Can you reproduce every one of the records below word for word, leaving the pictures out?

# # # # #

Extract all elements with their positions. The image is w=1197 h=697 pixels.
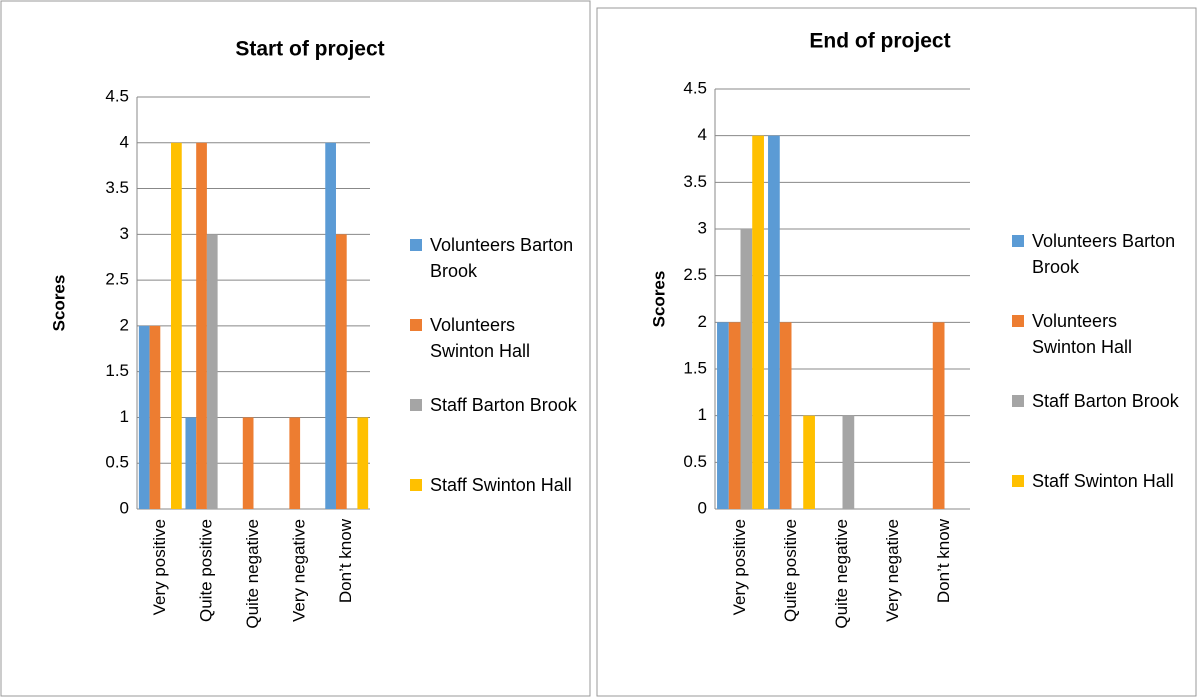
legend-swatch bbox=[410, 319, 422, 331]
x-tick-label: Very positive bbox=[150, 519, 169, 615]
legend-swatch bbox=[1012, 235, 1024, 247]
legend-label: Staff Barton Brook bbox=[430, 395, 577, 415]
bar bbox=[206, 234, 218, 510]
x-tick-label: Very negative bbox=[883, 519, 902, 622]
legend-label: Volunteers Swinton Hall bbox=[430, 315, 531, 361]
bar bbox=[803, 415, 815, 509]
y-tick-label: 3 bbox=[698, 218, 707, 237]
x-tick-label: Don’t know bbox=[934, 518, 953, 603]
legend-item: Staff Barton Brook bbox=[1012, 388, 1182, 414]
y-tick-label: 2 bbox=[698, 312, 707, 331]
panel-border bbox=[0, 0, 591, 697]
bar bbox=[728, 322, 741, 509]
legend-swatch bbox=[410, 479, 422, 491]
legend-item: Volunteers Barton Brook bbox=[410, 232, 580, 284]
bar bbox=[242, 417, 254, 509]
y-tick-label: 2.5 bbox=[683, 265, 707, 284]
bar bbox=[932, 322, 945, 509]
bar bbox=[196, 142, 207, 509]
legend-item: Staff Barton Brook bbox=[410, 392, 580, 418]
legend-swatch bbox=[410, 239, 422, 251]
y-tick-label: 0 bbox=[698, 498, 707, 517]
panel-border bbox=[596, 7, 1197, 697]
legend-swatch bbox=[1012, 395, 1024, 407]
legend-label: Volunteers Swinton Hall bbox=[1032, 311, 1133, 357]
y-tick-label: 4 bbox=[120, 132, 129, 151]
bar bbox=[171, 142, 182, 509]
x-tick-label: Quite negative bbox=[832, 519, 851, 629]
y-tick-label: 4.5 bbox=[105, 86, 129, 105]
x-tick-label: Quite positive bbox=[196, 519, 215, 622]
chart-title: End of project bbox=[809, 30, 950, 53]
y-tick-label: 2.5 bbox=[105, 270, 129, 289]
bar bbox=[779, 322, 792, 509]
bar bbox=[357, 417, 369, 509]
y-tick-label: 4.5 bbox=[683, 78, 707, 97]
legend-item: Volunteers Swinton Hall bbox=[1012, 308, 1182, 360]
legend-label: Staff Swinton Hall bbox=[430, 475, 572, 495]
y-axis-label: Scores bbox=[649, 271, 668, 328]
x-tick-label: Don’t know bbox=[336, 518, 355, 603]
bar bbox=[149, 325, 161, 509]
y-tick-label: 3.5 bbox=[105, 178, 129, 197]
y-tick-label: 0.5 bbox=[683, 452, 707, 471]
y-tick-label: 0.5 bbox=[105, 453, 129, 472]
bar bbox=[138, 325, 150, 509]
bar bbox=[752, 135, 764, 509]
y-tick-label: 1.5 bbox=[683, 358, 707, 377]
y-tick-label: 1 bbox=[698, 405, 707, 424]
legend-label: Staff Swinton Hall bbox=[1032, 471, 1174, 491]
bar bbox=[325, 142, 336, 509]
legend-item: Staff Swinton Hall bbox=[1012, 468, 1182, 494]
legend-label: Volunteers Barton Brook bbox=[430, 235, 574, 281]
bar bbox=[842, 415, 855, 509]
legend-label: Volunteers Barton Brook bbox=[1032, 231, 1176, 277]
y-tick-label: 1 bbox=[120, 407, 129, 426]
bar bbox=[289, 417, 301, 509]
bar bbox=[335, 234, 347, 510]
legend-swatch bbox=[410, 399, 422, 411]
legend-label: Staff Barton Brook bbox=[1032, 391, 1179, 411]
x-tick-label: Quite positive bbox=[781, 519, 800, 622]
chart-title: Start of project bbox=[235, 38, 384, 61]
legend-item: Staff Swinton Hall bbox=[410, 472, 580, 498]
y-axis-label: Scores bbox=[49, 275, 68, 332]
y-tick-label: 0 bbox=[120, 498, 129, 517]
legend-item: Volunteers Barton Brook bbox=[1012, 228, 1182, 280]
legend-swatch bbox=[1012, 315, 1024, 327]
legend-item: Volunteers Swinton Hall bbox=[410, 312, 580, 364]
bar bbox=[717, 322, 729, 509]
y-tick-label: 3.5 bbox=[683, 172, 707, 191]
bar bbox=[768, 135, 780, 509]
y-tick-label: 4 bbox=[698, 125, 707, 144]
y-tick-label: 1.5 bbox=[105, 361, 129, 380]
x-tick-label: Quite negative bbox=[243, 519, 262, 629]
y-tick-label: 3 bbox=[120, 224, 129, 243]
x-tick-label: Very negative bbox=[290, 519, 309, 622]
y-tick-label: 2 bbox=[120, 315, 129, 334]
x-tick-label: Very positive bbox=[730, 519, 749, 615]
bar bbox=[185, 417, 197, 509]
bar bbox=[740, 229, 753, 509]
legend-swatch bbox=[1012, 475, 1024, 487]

# # # # #

- EXERCISE OUTPUT -
Extract all elements with their positions. The image is w=1197 h=697 pixels.
legend-swatch bbox=[410, 319, 422, 331]
x-tick-label: Very positive bbox=[150, 519, 169, 615]
legend-swatch bbox=[1012, 235, 1024, 247]
legend-label: Staff Barton Brook bbox=[430, 395, 577, 415]
bar bbox=[206, 234, 218, 510]
x-tick-label: Very negative bbox=[883, 519, 902, 622]
legend-label: Volunteers Swinton Hall bbox=[430, 315, 531, 361]
bar bbox=[803, 415, 815, 509]
y-tick-label: 3 bbox=[698, 218, 707, 237]
x-tick-label: Don’t know bbox=[934, 518, 953, 603]
legend-item: Staff Barton Brook bbox=[1012, 388, 1182, 414]
y-tick-label: 2 bbox=[698, 312, 707, 331]
panel-border bbox=[0, 0, 591, 697]
bar bbox=[728, 322, 741, 509]
legend-swatch bbox=[410, 479, 422, 491]
legend-item: Volunteers Barton Brook bbox=[410, 232, 580, 284]
bar bbox=[242, 417, 254, 509]
y-tick-label: 2.5 bbox=[683, 265, 707, 284]
bar bbox=[932, 322, 945, 509]
bar bbox=[196, 142, 207, 509]
legend-item: Staff Barton Brook bbox=[410, 392, 580, 418]
legend-swatch bbox=[410, 239, 422, 251]
y-tick-label: 0 bbox=[698, 498, 707, 517]
panel-border bbox=[596, 7, 1197, 697]
legend-swatch bbox=[1012, 395, 1024, 407]
legend-label: Volunteers Swinton Hall bbox=[1032, 311, 1133, 357]
y-tick-label: 4 bbox=[120, 132, 129, 151]
bar bbox=[171, 142, 182, 509]
x-tick-label: Quite negative bbox=[832, 519, 851, 629]
y-tick-label: 4.5 bbox=[105, 86, 129, 105]
x-tick-label: Quite positive bbox=[196, 519, 215, 622]
chart-title: End of project bbox=[809, 30, 950, 53]
y-tick-label: 2.5 bbox=[105, 270, 129, 289]
bar bbox=[779, 322, 792, 509]
bar bbox=[357, 417, 369, 509]
y-tick-label: 4.5 bbox=[683, 78, 707, 97]
legend-item: Volunteers Swinton Hall bbox=[1012, 308, 1182, 360]
legend-label: Staff Swinton Hall bbox=[430, 475, 572, 495]
y-axis-label: Scores bbox=[649, 271, 668, 328]
x-tick-label: Don’t know bbox=[336, 518, 355, 603]
bar bbox=[149, 325, 161, 509]
y-tick-label: 3.5 bbox=[105, 178, 129, 197]
y-tick-label: 0.5 bbox=[683, 452, 707, 471]
y-tick-label: 0.5 bbox=[105, 453, 129, 472]
bar bbox=[138, 325, 150, 509]
bar bbox=[752, 135, 764, 509]
y-tick-label: 1.5 bbox=[683, 358, 707, 377]
y-tick-label: 1 bbox=[698, 405, 707, 424]
legend-label: Staff Swinton Hall bbox=[1032, 471, 1174, 491]
bar bbox=[325, 142, 336, 509]
legend-item: Staff Swinton Hall bbox=[1012, 468, 1182, 494]
legend-label: Volunteers Barton Brook bbox=[430, 235, 574, 281]
bar bbox=[842, 415, 855, 509]
legend-label: Volunteers Barton Brook bbox=[1032, 231, 1176, 277]
y-tick-label: 1 bbox=[120, 407, 129, 426]
bar bbox=[289, 417, 301, 509]
bar bbox=[335, 234, 347, 510]
legend-swatch bbox=[410, 399, 422, 411]
legend-label: Staff Barton Brook bbox=[1032, 391, 1179, 411]
x-tick-label: Quite positive bbox=[781, 519, 800, 622]
chart-title: Start of project bbox=[235, 38, 384, 61]
legend-item: Staff Swinton Hall bbox=[410, 472, 580, 498]
y-axis-label: Scores bbox=[49, 275, 68, 332]
y-tick-label: 0 bbox=[120, 498, 129, 517]
legend-item: Volunteers Barton Brook bbox=[1012, 228, 1182, 280]
legend-swatch bbox=[1012, 315, 1024, 327]
legend-item: Volunteers Swinton Hall bbox=[410, 312, 580, 364]
bar bbox=[717, 322, 729, 509]
y-tick-label: 3.5 bbox=[683, 172, 707, 191]
bar bbox=[768, 135, 780, 509]
y-tick-label: 4 bbox=[698, 125, 707, 144]
y-tick-label: 1.5 bbox=[105, 361, 129, 380]
x-tick-label: Quite negative bbox=[243, 519, 262, 629]
y-tick-label: 3 bbox=[120, 224, 129, 243]
x-tick-label: Very negative bbox=[290, 519, 309, 622]
y-tick-label: 2 bbox=[120, 315, 129, 334]
x-tick-label: Very positive bbox=[730, 519, 749, 615]
bar bbox=[185, 417, 197, 509]
bar bbox=[740, 229, 753, 509]
legend-swatch bbox=[1012, 475, 1024, 487]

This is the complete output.